**What this task involves**: Filter these entries so that only lines with the word "armadillo" remain.

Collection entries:
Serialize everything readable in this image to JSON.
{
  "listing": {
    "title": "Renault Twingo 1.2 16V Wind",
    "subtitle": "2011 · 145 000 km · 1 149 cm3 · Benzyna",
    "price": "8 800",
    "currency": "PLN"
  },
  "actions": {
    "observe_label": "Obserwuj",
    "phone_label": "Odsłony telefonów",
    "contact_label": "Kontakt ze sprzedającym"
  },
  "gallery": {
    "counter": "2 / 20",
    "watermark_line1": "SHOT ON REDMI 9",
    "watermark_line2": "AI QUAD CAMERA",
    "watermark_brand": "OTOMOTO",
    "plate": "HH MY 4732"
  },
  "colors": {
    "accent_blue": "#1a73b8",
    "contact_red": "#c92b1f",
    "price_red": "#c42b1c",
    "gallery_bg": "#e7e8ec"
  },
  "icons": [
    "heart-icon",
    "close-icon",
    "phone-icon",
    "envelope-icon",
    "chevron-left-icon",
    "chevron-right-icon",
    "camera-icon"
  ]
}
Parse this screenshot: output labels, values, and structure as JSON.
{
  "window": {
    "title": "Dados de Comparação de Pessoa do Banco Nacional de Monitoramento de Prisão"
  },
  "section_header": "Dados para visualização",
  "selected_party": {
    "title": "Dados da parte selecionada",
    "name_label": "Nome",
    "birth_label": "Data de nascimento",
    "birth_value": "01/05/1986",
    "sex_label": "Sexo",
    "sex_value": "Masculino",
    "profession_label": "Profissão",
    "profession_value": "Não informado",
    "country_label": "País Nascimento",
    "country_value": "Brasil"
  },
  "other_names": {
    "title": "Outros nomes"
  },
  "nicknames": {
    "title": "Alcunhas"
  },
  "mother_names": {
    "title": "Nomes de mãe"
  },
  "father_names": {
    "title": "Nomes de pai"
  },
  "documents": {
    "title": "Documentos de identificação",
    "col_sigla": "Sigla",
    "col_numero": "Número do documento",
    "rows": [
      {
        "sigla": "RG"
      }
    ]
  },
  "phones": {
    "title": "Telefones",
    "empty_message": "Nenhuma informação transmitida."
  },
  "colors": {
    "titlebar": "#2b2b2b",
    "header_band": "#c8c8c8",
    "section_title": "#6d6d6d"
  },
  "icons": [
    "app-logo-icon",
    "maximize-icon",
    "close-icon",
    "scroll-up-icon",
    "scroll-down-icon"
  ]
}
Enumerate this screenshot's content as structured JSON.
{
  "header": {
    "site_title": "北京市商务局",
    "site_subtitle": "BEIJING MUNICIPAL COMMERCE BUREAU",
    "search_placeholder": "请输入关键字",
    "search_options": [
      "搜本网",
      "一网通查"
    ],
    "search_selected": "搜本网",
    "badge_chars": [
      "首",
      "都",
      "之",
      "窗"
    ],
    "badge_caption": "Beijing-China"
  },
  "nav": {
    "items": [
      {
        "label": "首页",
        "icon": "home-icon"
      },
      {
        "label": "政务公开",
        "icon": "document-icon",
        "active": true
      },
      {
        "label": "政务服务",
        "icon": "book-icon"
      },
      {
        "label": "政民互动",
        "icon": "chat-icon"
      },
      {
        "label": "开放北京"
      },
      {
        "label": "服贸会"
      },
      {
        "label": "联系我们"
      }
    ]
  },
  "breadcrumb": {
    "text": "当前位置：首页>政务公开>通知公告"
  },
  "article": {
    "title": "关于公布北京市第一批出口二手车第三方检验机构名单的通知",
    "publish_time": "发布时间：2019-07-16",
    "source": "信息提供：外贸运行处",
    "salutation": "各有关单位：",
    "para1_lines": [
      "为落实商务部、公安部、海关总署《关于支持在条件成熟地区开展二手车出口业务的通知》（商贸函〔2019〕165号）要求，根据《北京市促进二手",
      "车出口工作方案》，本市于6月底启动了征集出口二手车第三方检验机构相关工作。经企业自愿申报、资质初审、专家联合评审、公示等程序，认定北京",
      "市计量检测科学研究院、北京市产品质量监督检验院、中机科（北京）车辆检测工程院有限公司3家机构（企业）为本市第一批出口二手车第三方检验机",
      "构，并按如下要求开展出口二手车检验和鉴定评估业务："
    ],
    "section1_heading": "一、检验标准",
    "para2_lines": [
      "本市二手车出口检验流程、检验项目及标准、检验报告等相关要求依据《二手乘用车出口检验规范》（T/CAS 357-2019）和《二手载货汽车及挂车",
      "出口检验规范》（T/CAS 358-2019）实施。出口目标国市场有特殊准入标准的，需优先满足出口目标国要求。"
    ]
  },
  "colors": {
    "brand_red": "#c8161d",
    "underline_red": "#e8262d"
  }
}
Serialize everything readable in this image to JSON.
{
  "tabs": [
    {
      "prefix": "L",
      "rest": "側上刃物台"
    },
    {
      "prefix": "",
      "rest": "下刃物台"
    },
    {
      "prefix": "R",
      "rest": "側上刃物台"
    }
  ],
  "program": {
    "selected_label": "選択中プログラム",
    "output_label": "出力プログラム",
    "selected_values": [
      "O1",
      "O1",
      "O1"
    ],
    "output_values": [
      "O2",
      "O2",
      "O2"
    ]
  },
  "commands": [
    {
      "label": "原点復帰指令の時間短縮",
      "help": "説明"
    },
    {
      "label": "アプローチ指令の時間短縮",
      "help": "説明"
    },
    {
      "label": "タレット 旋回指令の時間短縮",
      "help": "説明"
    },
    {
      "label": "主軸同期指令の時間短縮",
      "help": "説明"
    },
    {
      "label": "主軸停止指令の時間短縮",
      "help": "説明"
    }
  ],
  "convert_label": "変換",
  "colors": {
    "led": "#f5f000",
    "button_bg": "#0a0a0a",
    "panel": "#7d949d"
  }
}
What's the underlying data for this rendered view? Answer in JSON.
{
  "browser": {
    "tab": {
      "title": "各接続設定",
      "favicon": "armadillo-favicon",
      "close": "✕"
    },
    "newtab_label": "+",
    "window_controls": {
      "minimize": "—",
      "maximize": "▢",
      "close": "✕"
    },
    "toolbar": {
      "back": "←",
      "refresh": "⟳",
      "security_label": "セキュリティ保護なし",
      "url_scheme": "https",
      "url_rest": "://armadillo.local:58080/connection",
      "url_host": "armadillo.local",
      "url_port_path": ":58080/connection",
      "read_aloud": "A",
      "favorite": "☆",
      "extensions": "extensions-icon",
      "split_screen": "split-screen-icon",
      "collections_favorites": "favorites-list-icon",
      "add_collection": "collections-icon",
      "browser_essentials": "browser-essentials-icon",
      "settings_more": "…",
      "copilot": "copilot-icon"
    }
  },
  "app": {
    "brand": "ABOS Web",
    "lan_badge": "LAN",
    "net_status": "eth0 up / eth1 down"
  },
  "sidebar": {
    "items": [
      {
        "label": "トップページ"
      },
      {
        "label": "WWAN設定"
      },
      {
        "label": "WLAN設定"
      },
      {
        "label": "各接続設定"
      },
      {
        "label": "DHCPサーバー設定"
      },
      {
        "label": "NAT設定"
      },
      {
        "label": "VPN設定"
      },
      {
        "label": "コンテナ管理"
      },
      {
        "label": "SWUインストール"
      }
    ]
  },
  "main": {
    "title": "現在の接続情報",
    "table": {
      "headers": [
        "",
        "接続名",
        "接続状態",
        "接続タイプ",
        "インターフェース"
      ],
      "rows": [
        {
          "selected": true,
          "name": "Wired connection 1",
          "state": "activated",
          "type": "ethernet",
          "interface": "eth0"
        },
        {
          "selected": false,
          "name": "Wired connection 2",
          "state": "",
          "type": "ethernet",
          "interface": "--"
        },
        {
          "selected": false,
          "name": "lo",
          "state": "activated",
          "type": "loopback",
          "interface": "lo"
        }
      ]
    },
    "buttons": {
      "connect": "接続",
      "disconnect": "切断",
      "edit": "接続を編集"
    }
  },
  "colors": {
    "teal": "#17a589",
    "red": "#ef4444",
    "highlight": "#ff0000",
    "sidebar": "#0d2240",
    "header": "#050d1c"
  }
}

**Output below**:
      "favicon": "armadillo-favicon",
      "url_rest": "://armadillo.local:58080/connection",
      "url_host": "armadillo.local",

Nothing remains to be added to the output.